> **What to produce**
Show each line in the listing below that contains the string "text". Case counts.

> **Material for this exercise**
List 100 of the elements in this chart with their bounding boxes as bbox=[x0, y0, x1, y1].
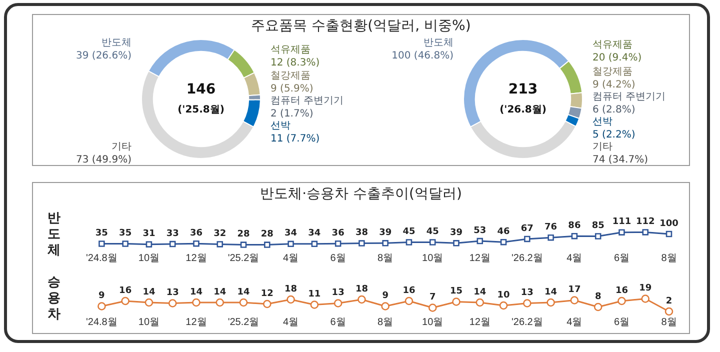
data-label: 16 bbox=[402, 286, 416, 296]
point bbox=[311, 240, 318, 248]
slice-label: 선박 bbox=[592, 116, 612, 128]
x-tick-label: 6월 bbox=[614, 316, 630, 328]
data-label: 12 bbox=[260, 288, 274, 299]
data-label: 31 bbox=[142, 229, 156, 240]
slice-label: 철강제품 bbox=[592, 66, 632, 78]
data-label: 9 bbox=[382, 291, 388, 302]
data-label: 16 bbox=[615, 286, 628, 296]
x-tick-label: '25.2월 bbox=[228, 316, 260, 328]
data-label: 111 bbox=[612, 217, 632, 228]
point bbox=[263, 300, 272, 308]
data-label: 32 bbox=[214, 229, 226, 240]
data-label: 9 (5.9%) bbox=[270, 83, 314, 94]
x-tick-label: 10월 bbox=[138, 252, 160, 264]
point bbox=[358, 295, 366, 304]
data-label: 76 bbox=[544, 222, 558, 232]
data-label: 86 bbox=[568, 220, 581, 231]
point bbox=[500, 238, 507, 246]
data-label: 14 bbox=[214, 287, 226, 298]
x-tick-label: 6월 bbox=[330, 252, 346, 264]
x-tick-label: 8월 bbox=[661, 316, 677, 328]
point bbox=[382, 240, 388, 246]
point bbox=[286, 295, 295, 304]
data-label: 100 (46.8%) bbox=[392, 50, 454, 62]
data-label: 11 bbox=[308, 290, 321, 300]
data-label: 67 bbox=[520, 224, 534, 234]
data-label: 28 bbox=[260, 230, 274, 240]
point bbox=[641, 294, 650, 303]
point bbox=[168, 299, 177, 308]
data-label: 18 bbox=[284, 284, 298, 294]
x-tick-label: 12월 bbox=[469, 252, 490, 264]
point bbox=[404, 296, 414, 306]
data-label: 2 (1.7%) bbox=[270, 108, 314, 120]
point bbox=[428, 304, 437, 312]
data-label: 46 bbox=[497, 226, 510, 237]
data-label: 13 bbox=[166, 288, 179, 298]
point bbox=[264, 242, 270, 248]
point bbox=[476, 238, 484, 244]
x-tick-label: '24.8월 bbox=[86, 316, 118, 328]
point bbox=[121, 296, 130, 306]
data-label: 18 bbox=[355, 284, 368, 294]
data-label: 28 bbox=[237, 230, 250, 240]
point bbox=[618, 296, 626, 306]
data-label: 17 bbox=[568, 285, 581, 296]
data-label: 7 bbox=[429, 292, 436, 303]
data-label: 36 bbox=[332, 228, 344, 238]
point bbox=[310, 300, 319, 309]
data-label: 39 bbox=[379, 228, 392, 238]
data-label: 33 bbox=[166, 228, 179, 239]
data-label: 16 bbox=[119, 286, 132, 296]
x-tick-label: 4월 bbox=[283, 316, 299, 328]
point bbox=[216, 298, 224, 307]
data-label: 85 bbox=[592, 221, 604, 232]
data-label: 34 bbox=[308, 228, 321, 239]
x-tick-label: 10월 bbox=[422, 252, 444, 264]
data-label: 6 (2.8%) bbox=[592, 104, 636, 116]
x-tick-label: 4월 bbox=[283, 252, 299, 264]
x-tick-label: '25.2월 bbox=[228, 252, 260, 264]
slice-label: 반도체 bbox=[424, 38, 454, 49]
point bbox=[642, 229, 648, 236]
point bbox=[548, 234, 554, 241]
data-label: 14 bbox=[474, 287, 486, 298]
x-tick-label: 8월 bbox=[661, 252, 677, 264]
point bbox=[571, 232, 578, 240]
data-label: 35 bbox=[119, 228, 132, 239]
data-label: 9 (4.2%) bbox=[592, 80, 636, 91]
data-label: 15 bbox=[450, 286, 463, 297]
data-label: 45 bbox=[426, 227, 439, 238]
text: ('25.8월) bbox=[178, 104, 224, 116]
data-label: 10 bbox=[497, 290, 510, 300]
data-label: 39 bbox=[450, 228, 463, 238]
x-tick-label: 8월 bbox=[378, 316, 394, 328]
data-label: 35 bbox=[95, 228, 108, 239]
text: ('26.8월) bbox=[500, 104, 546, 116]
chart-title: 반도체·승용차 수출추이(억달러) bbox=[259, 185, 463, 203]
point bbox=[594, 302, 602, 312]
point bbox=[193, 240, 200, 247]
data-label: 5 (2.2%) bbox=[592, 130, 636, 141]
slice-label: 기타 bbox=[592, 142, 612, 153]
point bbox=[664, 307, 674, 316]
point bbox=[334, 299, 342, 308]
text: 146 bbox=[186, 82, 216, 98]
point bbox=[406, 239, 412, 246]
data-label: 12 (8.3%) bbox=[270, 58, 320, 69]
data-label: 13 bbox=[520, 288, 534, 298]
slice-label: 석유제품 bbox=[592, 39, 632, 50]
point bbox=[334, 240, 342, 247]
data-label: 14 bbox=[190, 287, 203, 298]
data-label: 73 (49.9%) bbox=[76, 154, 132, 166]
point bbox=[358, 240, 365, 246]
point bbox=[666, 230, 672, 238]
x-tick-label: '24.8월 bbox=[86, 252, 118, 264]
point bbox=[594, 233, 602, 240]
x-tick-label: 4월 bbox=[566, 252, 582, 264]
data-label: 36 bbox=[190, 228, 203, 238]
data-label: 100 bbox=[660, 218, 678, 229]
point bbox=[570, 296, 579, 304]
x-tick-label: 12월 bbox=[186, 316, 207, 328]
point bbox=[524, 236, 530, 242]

> **Task result**
text: ('25.8월) bbox=[178, 104, 224, 116]
text: ('26.8월) bbox=[500, 104, 546, 116]
text: 146 bbox=[186, 82, 216, 98]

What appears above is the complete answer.